TASK REQUIREMENTS - Each line below should be reproduced without any alteration.

◇ ◇ ◇ ◇

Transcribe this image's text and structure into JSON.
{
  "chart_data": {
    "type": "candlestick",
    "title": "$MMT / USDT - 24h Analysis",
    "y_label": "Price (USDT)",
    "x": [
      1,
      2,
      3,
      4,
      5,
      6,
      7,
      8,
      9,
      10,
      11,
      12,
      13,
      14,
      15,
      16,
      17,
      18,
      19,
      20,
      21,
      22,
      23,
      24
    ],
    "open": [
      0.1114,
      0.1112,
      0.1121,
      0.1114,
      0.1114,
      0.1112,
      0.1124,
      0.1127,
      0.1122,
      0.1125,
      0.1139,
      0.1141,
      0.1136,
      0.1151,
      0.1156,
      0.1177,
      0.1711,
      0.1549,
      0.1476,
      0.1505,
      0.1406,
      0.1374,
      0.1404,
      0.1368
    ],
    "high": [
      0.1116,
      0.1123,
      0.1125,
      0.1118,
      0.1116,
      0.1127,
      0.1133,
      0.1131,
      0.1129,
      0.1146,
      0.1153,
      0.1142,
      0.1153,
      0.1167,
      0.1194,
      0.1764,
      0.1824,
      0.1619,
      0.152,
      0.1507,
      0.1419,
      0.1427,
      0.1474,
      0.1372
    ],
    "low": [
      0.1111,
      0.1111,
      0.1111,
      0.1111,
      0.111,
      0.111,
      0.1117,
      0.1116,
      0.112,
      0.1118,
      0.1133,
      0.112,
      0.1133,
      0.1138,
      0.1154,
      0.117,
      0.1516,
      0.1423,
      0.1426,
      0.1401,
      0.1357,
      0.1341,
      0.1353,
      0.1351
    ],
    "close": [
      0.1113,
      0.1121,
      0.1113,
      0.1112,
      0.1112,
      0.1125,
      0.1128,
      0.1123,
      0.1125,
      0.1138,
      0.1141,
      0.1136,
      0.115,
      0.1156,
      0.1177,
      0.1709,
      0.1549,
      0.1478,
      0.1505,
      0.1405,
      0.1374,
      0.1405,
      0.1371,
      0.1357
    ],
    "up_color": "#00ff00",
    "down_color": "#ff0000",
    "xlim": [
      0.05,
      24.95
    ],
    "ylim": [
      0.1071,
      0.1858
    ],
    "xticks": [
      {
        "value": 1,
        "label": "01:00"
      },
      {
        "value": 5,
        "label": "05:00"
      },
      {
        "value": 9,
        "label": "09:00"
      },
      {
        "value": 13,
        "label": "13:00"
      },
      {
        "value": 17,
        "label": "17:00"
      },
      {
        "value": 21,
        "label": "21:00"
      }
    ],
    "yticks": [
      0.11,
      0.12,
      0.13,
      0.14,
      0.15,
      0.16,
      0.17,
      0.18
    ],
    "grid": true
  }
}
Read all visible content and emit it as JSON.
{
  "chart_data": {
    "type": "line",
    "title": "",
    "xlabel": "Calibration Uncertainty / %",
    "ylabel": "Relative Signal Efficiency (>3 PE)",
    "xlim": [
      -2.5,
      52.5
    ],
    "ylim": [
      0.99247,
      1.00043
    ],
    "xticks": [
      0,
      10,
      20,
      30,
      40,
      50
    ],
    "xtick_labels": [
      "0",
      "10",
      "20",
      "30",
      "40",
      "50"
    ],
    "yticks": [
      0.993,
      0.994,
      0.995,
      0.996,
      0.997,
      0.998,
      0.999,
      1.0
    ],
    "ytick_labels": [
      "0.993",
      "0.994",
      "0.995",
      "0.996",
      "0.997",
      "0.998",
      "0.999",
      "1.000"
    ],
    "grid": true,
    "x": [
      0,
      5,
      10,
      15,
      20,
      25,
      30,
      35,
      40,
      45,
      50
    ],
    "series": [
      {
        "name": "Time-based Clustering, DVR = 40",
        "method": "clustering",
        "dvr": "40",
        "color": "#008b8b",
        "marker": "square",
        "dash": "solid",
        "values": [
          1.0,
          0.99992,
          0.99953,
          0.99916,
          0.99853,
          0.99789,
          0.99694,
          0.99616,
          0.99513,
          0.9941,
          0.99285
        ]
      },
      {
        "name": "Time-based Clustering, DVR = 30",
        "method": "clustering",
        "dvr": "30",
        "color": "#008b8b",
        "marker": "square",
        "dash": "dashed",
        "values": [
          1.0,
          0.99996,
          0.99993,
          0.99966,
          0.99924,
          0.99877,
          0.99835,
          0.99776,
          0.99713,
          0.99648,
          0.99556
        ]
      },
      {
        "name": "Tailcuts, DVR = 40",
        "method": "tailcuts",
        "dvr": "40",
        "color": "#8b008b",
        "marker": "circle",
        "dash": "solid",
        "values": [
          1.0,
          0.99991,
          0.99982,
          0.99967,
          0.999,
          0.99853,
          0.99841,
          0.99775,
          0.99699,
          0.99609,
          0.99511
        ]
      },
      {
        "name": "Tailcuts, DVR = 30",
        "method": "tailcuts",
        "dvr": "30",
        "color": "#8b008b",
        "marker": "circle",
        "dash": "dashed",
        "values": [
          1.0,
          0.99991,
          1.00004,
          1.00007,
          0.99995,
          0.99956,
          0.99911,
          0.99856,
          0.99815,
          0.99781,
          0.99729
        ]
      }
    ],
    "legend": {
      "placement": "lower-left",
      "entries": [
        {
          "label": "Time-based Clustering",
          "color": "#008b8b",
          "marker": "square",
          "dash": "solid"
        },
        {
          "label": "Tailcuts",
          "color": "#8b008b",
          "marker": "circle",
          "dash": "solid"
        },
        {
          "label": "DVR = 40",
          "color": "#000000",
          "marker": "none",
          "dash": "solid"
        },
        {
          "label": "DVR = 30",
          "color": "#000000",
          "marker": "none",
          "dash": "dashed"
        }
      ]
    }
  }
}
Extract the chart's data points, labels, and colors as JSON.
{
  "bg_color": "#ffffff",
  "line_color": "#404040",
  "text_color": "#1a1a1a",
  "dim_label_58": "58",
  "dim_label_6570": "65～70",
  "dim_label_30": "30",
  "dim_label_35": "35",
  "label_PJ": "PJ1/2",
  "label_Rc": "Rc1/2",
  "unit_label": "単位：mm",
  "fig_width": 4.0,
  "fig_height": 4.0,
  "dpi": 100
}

◇ ◇ ◇ ◇

SOLUTION FOR THIS PROBLEM -
Transcribe this image's text and structure into JSON.
{
  "chart_data": {
    "type": "candlestick",
    "title": "$MMT / USDT - 24h Analysis",
    "y_label": "Price (USDT)",
    "x": [
      1,
      2,
      3,
      4,
      5,
      6,
      7,
      8,
      9,
      10,
      11,
      12,
      13,
      14,
      15,
      16,
      17,
      18,
      19,
      20,
      21,
      22,
      23,
      24
    ],
    "open": [
      0.1114,
      0.1112,
      0.1121,
      0.1114,
      0.1114,
      0.1112,
      0.1124,
      0.1127,
      0.1122,
      0.1125,
      0.1139,
      0.1141,
      0.1136,
      0.1151,
      0.1156,
      0.1177,
      0.1711,
      0.1549,
      0.1476,
      0.1505,
      0.1406,
      0.1374,
      0.1404,
      0.1368
    ],
    "high": [
      0.1116,
      0.1123,
      0.1125,
      0.1118,
      0.1116,
      0.1127,
      0.1133,
      0.1131,
      0.1129,
      0.1146,
      0.1153,
      0.1142,
      0.1153,
      0.1167,
      0.1194,
      0.1764,
      0.1824,
      0.1619,
      0.152,
      0.1507,
      0.1419,
      0.1427,
      0.1474,
      0.1372
    ],
    "low": [
      0.1111,
      0.1111,
      0.1111,
      0.1111,
      0.111,
      0.111,
      0.1117,
      0.1116,
      0.112,
      0.1118,
      0.1133,
      0.112,
      0.1133,
      0.1138,
      0.1154,
      0.117,
      0.1516,
      0.1423,
      0.1426,
      0.1401,
      0.1357,
      0.1341,
      0.1353,
      0.1351
    ],
    "close": [
      0.1113,
      0.1121,
      0.1113,
      0.1112,
      0.1112,
      0.1125,
      0.1128,
      0.1123,
      0.1125,
      0.1138,
      0.1141,
      0.1136,
      0.115,
      0.1156,
      0.1177,
      0.1709,
      0.1549,
      0.1478,
      0.1505,
      0.1405,
      0.1374,
      0.1405,
      0.1371,
      0.1357
    ],
    "up_color": "#00ff00",
    "down_color": "#ff0000",
    "xlim": [
      0.05,
      24.95
    ],
    "ylim": [
      0.1071,
      0.1858
    ],
    "xticks": [
      {
        "value": 1,
        "label": "01:00"
      },
      {
        "value": 5,
        "label": "05:00"
      },
      {
        "value": 9,
        "label": "09:00"
      },
      {
        "value": 13,
        "label": "13:00"
      },
      {
        "value": 17,
        "label": "17:00"
      },
      {
        "value": 21,
        "label": "21:00"
      }
    ],
    "yticks": [
      0.11,
      0.12,
      0.13,
      0.14,
      0.15,
      0.16,
      0.17,
      0.18
    ],
    "grid": true
  }
}
Read all visible content and emit it as JSON.
{
  "chart_data": {
    "type": "line",
    "title": "",
    "xlabel": "Calibration Uncertainty / %",
    "ylabel": "Relative Signal Efficiency (>3 PE)",
    "xlim": [
      -2.5,
      52.5
    ],
    "ylim": [
      0.99247,
      1.00043
    ],
    "xticks": [
      0,
      10,
      20,
      30,
      40,
      50
    ],
    "xtick_labels": [
      "0",
      "10",
      "20",
      "30",
      "40",
      "50"
    ],
    "yticks": [
      0.993,
      0.994,
      0.995,
      0.996,
      0.997,
      0.998,
      0.999,
      1.0
    ],
    "ytick_labels": [
      "0.993",
      "0.994",
      "0.995",
      "0.996",
      "0.997",
      "0.998",
      "0.999",
      "1.000"
    ],
    "grid": true,
    "x": [
      0,
      5,
      10,
      15,
      20,
      25,
      30,
      35,
      40,
      45,
      50
    ],
    "series": [
      {
        "name": "Time-based Clustering, DVR = 40",
        "method": "clustering",
        "dvr": "40",
        "color": "#008b8b",
        "marker": "square",
        "dash": "solid",
        "values": [
          1.0,
          0.99992,
          0.99953,
          0.99916,
          0.99853,
          0.99789,
          0.99694,
          0.99616,
          0.99513,
          0.9941,
          0.99285
        ]
      },
      {
        "name": "Time-based Clustering, DVR = 30",
        "method": "clustering",
        "dvr": "30",
        "color": "#008b8b",
        "marker": "square",
        "dash": "dashed",
        "values": [
          1.0,
          0.99996,
          0.99993,
          0.99966,
          0.99924,
          0.99877,
          0.99835,
          0.99776,
          0.99713,
          0.99648,
          0.99556
        ]
      },
      {
        "name": "Tailcuts, DVR = 40",
        "method": "tailcuts",
        "dvr": "40",
        "color": "#8b008b",
        "marker": "circle",
        "dash": "solid",
        "values": [
          1.0,
          0.99991,
          0.99982,
          0.99967,
          0.999,
          0.99853,
          0.99841,
          0.99775,
          0.99699,
          0.99609,
          0.99511
        ]
      },
      {
        "name": "Tailcuts, DVR = 30",
        "method": "tailcuts",
        "dvr": "30",
        "color": "#8b008b",
        "marker": "circle",
        "dash": "dashed",
        "values": [
          1.0,
          0.99991,
          1.00004,
          1.00007,
          0.99995,
          0.99956,
          0.99911,
          0.99856,
          0.99815,
          0.99781,
          0.99729
        ]
      }
    ],
    "legend": {
      "placement": "lower-left",
      "entries": [
        {
          "label": "Time-based Clustering",
          "color": "#008b8b",
          "marker": "square",
          "dash": "solid"
        },
        {
          "label": "Tailcuts",
          "color": "#8b008b",
          "marker": "circle",
          "dash": "solid"
        },
        {
          "label": "DVR = 40",
          "color": "#000000",
          "marker": "none",
          "dash": "solid"
        },
        {
          "label": "DVR = 30",
          "color": "#000000",
          "marker": "none",
          "dash": "dashed"
        }
      ]
    }
  }
}
Extract the chart's data points, labels, and colors as JSON.
{
  "bg_color": "#ffffff",
  "line_color": "#404040",
  "text_color": "#1a1a1a",
  "dim_label_58": "58",
  "dim_label_6570": "65～70",
  "dim_label_30": "30",
  "dim_label_35": "35",
  "label_PJ": "PJ1/2",
  "label_Rc": "Rc1/2",
  "unit_label": "単位：mm",
  "fig_width": 4.0,
  "fig_height": 4.0,
  "dpi": 100
}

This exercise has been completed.